OBJECTIVE
Copy every line of the records below that holds the word "panel".

RECORDS TO USE
────
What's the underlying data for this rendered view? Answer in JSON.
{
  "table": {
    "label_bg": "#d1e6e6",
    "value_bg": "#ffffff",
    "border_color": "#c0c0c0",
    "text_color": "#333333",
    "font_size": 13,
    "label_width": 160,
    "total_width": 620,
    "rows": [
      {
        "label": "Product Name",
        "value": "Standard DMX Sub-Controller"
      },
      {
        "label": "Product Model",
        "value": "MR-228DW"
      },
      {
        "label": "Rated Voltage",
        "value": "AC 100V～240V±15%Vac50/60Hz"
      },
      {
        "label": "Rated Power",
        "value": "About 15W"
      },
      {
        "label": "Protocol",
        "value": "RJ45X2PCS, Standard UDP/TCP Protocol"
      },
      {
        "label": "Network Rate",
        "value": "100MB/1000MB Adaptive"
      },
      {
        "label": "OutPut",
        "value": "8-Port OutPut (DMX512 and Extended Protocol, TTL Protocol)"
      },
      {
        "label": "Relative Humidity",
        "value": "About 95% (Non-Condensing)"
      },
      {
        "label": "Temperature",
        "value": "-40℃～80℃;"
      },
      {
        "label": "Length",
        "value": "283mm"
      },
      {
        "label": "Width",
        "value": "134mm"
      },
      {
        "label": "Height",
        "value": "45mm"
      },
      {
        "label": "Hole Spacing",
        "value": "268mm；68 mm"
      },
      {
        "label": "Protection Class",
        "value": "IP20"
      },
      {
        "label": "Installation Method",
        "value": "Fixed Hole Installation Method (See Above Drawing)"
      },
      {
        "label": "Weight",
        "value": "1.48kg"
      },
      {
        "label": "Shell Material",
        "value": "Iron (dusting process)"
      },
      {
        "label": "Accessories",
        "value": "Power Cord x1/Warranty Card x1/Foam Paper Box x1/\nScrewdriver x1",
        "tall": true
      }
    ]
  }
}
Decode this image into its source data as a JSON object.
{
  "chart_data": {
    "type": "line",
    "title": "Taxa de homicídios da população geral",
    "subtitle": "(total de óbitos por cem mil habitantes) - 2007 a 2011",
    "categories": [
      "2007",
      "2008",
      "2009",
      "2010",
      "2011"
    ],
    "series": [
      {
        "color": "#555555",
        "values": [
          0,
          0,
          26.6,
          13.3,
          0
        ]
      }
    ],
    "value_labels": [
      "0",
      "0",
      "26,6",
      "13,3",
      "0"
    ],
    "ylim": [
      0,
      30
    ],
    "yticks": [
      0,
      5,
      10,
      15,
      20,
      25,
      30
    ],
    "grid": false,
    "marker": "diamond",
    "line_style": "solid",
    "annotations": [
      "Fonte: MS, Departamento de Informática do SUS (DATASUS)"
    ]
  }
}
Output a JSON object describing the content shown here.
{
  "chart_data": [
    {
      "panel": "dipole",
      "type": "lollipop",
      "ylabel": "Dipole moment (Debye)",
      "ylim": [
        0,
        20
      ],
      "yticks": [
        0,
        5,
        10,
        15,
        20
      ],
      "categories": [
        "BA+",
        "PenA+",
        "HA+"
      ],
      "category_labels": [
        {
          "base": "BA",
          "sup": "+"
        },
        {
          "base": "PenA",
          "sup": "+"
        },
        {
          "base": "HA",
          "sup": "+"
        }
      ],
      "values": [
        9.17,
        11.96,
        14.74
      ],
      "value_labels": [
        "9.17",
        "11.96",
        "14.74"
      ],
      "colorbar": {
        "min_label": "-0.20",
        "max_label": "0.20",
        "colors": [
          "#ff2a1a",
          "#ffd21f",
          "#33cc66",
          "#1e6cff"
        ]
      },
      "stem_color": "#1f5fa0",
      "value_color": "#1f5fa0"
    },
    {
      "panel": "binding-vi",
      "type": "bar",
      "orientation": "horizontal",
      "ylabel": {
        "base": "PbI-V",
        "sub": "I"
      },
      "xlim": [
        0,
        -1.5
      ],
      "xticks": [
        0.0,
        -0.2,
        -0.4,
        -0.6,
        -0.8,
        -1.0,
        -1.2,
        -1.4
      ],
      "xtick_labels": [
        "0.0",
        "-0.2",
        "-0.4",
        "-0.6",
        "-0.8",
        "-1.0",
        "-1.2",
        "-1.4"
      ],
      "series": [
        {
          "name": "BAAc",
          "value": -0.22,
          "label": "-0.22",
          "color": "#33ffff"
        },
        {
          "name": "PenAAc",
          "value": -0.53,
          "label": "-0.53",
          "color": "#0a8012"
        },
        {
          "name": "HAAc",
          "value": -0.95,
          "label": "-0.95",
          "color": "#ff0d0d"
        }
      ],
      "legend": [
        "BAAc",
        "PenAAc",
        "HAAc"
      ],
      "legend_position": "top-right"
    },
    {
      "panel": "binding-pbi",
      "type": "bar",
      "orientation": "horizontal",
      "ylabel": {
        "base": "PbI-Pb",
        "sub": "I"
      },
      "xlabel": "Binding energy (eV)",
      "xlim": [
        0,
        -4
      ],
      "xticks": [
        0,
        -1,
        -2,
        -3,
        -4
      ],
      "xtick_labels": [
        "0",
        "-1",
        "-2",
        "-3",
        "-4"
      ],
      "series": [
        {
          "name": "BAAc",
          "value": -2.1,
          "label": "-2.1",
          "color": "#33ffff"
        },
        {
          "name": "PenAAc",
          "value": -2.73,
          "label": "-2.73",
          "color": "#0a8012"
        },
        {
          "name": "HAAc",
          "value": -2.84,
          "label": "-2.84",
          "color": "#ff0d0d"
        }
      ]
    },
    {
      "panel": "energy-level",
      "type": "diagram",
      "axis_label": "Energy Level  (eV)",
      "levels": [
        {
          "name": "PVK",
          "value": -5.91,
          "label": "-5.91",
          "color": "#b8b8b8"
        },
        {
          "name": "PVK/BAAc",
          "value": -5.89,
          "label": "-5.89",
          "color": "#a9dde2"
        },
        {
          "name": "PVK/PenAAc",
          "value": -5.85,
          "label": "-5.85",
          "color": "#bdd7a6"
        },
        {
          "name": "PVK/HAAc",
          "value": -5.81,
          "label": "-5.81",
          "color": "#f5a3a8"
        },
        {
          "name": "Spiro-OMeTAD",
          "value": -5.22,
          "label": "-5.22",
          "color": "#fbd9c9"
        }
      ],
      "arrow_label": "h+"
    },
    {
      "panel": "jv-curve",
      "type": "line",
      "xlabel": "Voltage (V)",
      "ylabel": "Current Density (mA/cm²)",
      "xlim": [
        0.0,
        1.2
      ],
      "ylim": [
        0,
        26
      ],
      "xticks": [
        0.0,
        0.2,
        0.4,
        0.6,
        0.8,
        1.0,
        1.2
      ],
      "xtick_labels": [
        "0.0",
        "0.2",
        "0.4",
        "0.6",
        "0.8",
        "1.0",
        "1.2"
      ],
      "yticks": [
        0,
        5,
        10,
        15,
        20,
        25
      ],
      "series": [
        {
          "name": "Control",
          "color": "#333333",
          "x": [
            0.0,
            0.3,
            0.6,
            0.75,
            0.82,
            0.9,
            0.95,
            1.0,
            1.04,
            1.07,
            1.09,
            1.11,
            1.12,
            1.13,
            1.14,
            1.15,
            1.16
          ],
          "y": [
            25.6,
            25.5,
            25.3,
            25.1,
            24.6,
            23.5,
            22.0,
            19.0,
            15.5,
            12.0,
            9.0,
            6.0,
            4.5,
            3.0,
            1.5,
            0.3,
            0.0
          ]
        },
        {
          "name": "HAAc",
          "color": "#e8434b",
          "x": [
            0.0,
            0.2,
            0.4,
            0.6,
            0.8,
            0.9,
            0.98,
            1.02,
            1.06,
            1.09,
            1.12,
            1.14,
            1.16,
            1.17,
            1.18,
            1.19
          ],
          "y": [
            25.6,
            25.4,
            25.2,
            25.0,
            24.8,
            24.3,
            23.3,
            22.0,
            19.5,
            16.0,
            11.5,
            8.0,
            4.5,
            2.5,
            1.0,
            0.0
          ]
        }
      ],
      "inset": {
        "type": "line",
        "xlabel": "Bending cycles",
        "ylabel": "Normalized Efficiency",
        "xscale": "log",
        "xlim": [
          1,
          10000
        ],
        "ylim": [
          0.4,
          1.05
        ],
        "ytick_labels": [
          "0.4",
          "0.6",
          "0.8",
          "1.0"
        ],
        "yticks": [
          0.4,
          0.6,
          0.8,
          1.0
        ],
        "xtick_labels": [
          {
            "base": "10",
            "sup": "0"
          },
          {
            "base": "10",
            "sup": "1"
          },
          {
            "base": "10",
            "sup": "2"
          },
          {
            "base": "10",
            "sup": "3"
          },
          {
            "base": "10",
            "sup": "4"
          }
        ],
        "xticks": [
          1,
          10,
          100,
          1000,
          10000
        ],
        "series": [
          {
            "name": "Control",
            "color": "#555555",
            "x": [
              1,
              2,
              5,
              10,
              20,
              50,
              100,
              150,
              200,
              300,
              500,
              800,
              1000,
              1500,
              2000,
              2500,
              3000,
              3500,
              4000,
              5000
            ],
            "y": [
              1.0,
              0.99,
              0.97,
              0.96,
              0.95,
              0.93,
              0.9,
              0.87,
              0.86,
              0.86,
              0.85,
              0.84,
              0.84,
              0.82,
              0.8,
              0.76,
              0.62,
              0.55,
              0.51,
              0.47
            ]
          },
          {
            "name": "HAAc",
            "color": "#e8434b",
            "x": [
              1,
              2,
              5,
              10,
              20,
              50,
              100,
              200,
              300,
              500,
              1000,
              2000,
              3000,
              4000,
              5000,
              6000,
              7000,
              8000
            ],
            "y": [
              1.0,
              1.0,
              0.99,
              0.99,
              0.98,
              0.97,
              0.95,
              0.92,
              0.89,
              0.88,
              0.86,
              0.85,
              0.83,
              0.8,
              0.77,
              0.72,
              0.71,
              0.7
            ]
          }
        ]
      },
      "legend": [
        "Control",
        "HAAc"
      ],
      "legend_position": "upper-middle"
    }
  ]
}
────
SOLUTION
      "panel": "dipole",
      "panel": "binding-vi",
      "panel": "binding-pbi",
      "panel": "energy-level",
      "panel": "jv-curve",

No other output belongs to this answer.